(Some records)
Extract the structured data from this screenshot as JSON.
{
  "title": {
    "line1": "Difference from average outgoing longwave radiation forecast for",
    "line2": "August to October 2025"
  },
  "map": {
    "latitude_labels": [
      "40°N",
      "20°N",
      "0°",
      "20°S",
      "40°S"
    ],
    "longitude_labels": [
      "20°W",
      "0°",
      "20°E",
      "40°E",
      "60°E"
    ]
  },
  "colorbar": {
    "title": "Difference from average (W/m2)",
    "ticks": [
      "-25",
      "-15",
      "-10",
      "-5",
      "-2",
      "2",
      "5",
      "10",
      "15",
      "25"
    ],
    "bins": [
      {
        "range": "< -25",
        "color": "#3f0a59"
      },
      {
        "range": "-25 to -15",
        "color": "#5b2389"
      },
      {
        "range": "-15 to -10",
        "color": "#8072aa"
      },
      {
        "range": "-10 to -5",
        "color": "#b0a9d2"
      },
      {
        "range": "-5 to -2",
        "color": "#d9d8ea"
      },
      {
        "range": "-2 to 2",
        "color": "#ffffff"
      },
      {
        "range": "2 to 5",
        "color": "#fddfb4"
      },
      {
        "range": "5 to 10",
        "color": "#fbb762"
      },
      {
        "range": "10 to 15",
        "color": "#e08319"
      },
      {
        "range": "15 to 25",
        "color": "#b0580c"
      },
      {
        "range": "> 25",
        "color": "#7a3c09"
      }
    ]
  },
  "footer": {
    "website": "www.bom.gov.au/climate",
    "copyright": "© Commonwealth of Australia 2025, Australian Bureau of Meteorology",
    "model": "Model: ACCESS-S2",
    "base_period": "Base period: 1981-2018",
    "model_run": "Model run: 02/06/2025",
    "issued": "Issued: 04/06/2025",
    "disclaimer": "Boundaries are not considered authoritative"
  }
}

(DIRECTIVE): Look for the word "title" in every line of the listing and copy the lines that have it.

(COMPLETE ANSWER):
  "title": {
    "title": "Difference from average (W/m2)",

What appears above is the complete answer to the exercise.